◆ Goal ◆
Identify the lines that contain the word "HOTEL" and copy each one.

◆ Records supplied ◆
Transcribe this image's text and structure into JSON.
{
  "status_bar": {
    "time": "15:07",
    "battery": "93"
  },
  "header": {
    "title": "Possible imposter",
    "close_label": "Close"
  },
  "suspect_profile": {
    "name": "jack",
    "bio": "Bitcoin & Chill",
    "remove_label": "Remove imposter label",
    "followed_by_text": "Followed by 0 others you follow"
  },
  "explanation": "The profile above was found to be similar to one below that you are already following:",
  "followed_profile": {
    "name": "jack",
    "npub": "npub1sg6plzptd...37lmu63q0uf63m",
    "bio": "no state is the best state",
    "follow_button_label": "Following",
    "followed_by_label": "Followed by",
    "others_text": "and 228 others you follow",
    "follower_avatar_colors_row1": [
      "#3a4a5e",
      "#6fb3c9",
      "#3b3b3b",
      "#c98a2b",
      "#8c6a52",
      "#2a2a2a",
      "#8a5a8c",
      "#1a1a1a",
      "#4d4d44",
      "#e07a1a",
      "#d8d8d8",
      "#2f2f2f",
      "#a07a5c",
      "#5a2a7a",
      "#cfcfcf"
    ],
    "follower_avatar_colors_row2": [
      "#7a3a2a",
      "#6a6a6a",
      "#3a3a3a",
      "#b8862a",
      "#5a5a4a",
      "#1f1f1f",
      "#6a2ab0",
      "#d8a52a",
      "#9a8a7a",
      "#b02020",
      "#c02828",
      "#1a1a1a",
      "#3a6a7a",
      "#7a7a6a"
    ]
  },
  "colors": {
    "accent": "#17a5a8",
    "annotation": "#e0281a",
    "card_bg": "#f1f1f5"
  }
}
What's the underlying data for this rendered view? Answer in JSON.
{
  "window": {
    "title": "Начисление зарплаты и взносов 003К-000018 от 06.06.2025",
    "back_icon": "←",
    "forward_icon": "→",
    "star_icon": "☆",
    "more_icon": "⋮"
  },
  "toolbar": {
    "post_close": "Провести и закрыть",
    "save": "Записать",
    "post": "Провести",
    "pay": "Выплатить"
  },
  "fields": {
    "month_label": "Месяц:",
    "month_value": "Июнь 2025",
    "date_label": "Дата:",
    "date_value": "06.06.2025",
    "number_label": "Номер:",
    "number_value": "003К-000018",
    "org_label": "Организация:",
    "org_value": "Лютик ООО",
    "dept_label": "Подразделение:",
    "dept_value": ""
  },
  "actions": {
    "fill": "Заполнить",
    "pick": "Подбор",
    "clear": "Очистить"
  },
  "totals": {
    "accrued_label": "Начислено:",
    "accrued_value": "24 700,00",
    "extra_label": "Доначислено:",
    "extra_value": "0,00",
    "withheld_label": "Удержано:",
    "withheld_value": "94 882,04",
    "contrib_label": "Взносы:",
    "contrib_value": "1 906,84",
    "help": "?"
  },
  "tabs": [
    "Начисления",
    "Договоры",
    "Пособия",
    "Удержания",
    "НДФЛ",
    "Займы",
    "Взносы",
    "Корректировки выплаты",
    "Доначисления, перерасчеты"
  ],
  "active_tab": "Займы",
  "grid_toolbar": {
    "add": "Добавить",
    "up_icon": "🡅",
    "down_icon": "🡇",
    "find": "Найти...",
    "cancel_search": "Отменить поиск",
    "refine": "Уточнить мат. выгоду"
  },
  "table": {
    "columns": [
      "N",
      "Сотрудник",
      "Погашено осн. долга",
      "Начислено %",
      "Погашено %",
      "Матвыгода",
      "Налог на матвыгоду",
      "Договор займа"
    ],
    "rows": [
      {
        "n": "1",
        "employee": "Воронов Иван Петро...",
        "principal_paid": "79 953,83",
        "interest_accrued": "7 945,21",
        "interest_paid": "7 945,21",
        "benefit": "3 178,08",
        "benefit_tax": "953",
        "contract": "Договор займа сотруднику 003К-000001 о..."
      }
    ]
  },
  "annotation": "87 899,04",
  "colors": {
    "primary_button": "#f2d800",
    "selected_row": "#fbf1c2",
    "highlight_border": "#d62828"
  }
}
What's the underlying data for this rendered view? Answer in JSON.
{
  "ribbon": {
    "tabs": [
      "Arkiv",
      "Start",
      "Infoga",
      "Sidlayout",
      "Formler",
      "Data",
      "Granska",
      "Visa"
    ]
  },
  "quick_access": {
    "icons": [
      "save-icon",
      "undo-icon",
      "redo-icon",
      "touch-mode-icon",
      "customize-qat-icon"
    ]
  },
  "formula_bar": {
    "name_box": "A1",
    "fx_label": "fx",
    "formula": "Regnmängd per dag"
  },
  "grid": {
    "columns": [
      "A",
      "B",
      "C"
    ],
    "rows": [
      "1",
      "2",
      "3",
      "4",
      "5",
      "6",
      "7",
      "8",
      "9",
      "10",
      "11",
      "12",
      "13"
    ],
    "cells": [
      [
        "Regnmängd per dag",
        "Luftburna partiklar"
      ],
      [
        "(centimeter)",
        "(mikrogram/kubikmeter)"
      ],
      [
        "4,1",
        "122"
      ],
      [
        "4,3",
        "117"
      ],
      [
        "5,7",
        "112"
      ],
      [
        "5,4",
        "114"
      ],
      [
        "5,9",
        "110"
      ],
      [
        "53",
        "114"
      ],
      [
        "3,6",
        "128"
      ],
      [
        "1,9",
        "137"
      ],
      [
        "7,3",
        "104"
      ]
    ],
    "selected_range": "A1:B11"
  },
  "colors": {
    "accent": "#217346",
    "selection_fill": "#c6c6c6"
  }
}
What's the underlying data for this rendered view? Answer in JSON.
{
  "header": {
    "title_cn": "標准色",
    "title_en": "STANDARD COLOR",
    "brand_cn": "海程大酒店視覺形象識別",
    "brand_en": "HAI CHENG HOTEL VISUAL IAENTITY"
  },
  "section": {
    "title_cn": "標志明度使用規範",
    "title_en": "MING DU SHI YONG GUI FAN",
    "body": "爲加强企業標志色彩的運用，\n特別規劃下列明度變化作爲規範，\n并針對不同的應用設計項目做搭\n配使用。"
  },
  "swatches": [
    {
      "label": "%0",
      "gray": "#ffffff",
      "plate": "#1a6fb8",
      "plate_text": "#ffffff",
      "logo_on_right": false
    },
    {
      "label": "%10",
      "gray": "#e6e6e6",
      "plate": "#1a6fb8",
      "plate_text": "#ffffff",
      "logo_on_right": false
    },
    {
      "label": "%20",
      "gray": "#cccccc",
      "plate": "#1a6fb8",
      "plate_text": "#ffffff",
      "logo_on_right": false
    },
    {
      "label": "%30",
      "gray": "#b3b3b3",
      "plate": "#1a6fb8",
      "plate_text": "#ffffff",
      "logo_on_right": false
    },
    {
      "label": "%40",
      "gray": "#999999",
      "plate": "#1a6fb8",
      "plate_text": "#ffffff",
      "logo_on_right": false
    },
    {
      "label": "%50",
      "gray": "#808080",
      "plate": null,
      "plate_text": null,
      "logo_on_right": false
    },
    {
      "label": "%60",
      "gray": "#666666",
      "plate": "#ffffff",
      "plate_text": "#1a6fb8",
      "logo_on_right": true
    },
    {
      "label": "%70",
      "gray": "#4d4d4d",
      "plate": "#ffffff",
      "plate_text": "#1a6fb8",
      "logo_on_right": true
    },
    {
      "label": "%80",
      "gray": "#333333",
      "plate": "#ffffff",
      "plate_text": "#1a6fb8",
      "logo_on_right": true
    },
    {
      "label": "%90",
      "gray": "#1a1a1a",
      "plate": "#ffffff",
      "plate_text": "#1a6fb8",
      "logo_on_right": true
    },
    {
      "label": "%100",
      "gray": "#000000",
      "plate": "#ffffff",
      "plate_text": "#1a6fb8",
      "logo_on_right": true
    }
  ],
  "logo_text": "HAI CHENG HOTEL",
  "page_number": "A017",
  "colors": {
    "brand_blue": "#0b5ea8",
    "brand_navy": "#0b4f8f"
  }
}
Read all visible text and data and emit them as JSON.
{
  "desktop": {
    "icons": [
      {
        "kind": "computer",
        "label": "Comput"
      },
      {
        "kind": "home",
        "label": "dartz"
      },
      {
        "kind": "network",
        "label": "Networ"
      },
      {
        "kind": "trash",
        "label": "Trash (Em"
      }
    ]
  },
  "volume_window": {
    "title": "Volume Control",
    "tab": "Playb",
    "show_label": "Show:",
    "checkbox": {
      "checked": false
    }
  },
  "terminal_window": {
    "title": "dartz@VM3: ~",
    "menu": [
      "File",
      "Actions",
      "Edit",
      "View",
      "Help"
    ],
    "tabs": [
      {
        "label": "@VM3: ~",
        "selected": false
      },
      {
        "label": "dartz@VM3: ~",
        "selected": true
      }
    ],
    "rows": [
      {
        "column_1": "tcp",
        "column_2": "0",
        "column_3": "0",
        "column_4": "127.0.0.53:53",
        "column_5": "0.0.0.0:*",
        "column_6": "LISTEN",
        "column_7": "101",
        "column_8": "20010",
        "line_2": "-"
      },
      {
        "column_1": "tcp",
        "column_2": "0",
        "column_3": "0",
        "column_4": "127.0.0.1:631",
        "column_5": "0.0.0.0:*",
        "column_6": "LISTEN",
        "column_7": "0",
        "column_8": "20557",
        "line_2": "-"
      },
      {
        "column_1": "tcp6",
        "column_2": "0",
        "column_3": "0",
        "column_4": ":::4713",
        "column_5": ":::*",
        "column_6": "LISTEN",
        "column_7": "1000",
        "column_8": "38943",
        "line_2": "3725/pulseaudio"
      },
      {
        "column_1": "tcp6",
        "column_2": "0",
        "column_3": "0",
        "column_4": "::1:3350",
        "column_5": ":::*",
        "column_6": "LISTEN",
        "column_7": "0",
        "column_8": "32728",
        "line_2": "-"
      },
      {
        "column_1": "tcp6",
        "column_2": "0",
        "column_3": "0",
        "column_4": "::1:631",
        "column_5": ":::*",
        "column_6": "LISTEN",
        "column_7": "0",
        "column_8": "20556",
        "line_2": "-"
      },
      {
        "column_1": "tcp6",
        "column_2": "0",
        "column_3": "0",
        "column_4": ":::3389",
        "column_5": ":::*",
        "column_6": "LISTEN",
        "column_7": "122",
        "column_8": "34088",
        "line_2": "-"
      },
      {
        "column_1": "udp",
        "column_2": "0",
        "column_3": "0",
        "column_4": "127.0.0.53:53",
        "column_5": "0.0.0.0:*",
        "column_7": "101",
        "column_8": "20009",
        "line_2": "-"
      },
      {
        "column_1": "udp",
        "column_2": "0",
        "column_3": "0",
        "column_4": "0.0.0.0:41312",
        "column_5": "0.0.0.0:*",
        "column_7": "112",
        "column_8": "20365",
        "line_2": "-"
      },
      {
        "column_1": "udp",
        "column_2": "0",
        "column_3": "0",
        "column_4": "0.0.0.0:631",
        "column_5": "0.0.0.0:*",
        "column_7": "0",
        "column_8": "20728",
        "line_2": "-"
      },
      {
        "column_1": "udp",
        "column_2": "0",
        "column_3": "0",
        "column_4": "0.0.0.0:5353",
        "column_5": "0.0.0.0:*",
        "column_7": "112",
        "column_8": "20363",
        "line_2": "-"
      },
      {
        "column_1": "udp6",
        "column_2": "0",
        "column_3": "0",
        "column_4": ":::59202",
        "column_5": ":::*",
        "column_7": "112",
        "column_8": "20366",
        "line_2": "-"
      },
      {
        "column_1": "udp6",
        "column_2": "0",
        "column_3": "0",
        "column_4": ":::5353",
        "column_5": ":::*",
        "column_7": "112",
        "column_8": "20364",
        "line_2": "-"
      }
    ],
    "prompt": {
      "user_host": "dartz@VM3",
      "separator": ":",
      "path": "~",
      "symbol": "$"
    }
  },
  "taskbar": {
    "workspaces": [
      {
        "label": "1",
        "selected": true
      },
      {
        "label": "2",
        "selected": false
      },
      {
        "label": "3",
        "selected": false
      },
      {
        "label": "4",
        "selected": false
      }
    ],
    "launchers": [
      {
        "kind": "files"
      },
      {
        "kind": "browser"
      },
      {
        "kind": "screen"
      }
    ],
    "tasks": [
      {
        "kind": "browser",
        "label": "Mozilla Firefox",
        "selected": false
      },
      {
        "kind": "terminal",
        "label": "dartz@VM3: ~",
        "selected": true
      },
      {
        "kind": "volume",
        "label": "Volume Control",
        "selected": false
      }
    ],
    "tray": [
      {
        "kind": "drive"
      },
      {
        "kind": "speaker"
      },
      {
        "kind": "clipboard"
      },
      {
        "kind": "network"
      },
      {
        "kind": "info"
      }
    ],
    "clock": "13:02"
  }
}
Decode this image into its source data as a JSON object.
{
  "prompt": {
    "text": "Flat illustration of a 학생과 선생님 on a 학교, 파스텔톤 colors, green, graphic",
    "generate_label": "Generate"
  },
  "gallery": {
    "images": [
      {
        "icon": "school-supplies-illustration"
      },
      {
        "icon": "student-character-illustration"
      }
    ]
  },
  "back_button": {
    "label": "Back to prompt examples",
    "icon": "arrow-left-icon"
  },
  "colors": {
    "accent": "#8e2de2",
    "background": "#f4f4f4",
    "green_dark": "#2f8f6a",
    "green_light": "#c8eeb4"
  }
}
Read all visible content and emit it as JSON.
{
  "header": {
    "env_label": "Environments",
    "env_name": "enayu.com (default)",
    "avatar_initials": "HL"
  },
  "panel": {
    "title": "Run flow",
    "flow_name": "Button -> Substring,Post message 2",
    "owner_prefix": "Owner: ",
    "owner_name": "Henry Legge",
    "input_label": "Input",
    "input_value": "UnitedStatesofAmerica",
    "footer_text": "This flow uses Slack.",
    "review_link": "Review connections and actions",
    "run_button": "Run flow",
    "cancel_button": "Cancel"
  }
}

◆ Complete response ◆
    "brand_en": "HAI CHENG HOTEL VISUAL IAENTITY"
  "logo_text": "HAI CHENG HOTEL",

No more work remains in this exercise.